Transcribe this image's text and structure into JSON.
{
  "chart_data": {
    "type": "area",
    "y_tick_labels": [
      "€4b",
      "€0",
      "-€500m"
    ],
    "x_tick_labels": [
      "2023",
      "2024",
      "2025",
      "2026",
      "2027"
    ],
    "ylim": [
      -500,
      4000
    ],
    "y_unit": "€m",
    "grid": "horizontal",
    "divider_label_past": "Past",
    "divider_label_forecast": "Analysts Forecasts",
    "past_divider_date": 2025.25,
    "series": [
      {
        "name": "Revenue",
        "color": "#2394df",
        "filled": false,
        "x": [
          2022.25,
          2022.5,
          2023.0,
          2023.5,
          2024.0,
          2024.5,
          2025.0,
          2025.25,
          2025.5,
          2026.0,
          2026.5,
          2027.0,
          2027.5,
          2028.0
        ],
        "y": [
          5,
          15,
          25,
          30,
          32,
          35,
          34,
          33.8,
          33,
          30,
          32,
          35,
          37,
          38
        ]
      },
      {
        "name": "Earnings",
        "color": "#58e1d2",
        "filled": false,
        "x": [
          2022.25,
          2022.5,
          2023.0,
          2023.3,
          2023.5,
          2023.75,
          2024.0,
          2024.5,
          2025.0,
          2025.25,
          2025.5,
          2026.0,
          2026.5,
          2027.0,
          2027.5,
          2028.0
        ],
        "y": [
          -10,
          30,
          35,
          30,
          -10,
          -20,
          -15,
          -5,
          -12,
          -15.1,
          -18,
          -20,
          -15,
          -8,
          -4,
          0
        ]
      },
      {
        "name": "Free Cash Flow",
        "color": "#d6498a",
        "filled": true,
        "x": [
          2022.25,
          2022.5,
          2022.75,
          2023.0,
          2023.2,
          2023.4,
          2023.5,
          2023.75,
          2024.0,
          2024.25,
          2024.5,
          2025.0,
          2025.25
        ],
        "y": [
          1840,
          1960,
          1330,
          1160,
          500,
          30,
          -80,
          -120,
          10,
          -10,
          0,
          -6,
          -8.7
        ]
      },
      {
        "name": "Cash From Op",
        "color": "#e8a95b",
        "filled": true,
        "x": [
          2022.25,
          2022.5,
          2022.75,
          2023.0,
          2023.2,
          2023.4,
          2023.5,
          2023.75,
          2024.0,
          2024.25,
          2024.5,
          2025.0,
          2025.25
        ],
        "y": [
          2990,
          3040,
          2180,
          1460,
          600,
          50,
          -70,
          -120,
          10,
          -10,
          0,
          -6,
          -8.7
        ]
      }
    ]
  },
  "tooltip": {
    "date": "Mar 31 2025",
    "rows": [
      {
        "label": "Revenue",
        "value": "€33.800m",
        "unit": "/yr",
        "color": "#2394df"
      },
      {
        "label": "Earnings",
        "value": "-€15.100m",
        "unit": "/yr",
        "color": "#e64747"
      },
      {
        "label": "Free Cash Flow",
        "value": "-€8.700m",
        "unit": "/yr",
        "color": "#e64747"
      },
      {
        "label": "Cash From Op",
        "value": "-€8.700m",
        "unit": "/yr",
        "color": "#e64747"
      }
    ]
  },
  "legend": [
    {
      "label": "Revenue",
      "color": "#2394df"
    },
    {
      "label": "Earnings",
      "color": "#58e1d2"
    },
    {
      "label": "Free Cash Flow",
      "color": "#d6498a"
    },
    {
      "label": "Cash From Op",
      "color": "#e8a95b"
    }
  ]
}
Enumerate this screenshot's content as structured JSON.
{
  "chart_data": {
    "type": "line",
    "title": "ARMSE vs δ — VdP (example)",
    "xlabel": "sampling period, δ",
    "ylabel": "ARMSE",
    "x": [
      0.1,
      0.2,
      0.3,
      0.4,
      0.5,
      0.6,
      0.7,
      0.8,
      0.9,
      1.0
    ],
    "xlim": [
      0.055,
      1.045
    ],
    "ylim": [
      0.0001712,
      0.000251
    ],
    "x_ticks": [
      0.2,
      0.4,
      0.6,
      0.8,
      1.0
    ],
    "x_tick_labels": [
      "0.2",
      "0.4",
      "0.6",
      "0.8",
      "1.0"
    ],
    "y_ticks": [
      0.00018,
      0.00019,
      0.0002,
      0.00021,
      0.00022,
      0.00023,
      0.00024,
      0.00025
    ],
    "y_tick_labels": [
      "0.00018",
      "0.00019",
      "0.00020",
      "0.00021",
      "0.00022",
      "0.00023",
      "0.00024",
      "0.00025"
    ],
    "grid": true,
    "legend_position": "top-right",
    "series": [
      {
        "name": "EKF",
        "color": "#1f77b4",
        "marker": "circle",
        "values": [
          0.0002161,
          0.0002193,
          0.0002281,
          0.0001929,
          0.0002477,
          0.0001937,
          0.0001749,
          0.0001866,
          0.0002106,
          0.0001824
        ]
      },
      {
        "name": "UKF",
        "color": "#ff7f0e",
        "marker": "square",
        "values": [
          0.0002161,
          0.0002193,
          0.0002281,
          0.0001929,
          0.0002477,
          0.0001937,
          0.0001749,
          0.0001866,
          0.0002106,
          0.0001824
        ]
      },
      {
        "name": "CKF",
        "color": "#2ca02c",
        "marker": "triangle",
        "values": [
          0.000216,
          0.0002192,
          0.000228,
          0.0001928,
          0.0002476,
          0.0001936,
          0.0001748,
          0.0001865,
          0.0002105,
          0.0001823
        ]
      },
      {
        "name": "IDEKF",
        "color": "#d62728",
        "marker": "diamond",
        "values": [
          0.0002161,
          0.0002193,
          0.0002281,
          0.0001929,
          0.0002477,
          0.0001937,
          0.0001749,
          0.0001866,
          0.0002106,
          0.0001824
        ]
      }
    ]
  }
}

**What this task involves**. From the preceding material, extract every line exactly.

**Written answer**.
Transcribe this image's text and structure into JSON.
{
  "chart_data": {
    "type": "area",
    "y_tick_labels": [
      "€4b",
      "€0",
      "-€500m"
    ],
    "x_tick_labels": [
      "2023",
      "2024",
      "2025",
      "2026",
      "2027"
    ],
    "ylim": [
      -500,
      4000
    ],
    "y_unit": "€m",
    "grid": "horizontal",
    "divider_label_past": "Past",
    "divider_label_forecast": "Analysts Forecasts",
    "past_divider_date": 2025.25,
    "series": [
      {
        "name": "Revenue",
        "color": "#2394df",
        "filled": false,
        "x": [
          2022.25,
          2022.5,
          2023.0,
          2023.5,
          2024.0,
          2024.5,
          2025.0,
          2025.25,
          2025.5,
          2026.0,
          2026.5,
          2027.0,
          2027.5,
          2028.0
        ],
        "y": [
          5,
          15,
          25,
          30,
          32,
          35,
          34,
          33.8,
          33,
          30,
          32,
          35,
          37,
          38
        ]
      },
      {
        "name": "Earnings",
        "color": "#58e1d2",
        "filled": false,
        "x": [
          2022.25,
          2022.5,
          2023.0,
          2023.3,
          2023.5,
          2023.75,
          2024.0,
          2024.5,
          2025.0,
          2025.25,
          2025.5,
          2026.0,
          2026.5,
          2027.0,
          2027.5,
          2028.0
        ],
        "y": [
          -10,
          30,
          35,
          30,
          -10,
          -20,
          -15,
          -5,
          -12,
          -15.1,
          -18,
          -20,
          -15,
          -8,
          -4,
          0
        ]
      },
      {
        "name": "Free Cash Flow",
        "color": "#d6498a",
        "filled": true,
        "x": [
          2022.25,
          2022.5,
          2022.75,
          2023.0,
          2023.2,
          2023.4,
          2023.5,
          2023.75,
          2024.0,
          2024.25,
          2024.5,
          2025.0,
          2025.25
        ],
        "y": [
          1840,
          1960,
          1330,
          1160,
          500,
          30,
          -80,
          -120,
          10,
          -10,
          0,
          -6,
          -8.7
        ]
      },
      {
        "name": "Cash From Op",
        "color": "#e8a95b",
        "filled": true,
        "x": [
          2022.25,
          2022.5,
          2022.75,
          2023.0,
          2023.2,
          2023.4,
          2023.5,
          2023.75,
          2024.0,
          2024.25,
          2024.5,
          2025.0,
          2025.25
        ],
        "y": [
          2990,
          3040,
          2180,
          1460,
          600,
          50,
          -70,
          -120,
          10,
          -10,
          0,
          -6,
          -8.7
        ]
      }
    ]
  },
  "tooltip": {
    "date": "Mar 31 2025",
    "rows": [
      {
        "label": "Revenue",
        "value": "€33.800m",
        "unit": "/yr",
        "color": "#2394df"
      },
      {
        "label": "Earnings",
        "value": "-€15.100m",
        "unit": "/yr",
        "color": "#e64747"
      },
      {
        "label": "Free Cash Flow",
        "value": "-€8.700m",
        "unit": "/yr",
        "color": "#e64747"
      },
      {
        "label": "Cash From Op",
        "value": "-€8.700m",
        "unit": "/yr",
        "color": "#e64747"
      }
    ]
  },
  "legend": [
    {
      "label": "Revenue",
      "color": "#2394df"
    },
    {
      "label": "Earnings",
      "color": "#58e1d2"
    },
    {
      "label": "Free Cash Flow",
      "color": "#d6498a"
    },
    {
      "label": "Cash From Op",
      "color": "#e8a95b"
    }
  ]
}
Enumerate this screenshot's content as structured JSON.
{
  "chart_data": {
    "type": "line",
    "title": "ARMSE vs δ — VdP (example)",
    "xlabel": "sampling period, δ",
    "ylabel": "ARMSE",
    "x": [
      0.1,
      0.2,
      0.3,
      0.4,
      0.5,
      0.6,
      0.7,
      0.8,
      0.9,
      1.0
    ],
    "xlim": [
      0.055,
      1.045
    ],
    "ylim": [
      0.0001712,
      0.000251
    ],
    "x_ticks": [
      0.2,
      0.4,
      0.6,
      0.8,
      1.0
    ],
    "x_tick_labels": [
      "0.2",
      "0.4",
      "0.6",
      "0.8",
      "1.0"
    ],
    "y_ticks": [
      0.00018,
      0.00019,
      0.0002,
      0.00021,
      0.00022,
      0.00023,
      0.00024,
      0.00025
    ],
    "y_tick_labels": [
      "0.00018",
      "0.00019",
      "0.00020",
      "0.00021",
      "0.00022",
      "0.00023",
      "0.00024",
      "0.00025"
    ],
    "grid": true,
    "legend_position": "top-right",
    "series": [
      {
        "name": "EKF",
        "color": "#1f77b4",
        "marker": "circle",
        "values": [
          0.0002161,
          0.0002193,
          0.0002281,
          0.0001929,
          0.0002477,
          0.0001937,
          0.0001749,
          0.0001866,
          0.0002106,
          0.0001824
        ]
      },
      {
        "name": "UKF",
        "color": "#ff7f0e",
        "marker": "square",
        "values": [
          0.0002161,
          0.0002193,
          0.0002281,
          0.0001929,
          0.0002477,
          0.0001937,
          0.0001749,
          0.0001866,
          0.0002106,
          0.0001824
        ]
      },
      {
        "name": "CKF",
        "color": "#2ca02c",
        "marker": "triangle",
        "values": [
          0.000216,
          0.0002192,
          0.000228,
          0.0001928,
          0.0002476,
          0.0001936,
          0.0001748,
          0.0001865,
          0.0002105,
          0.0001823
        ]
      },
      {
        "name": "IDEKF",
        "color": "#d62728",
        "marker": "diamond",
        "values": [
          0.0002161,
          0.0002193,
          0.0002281,
          0.0001929,
          0.0002477,
          0.0001937,
          0.0001749,
          0.0001866,
          0.0002106,
          0.0001824
        ]
      }
    ]
  }
}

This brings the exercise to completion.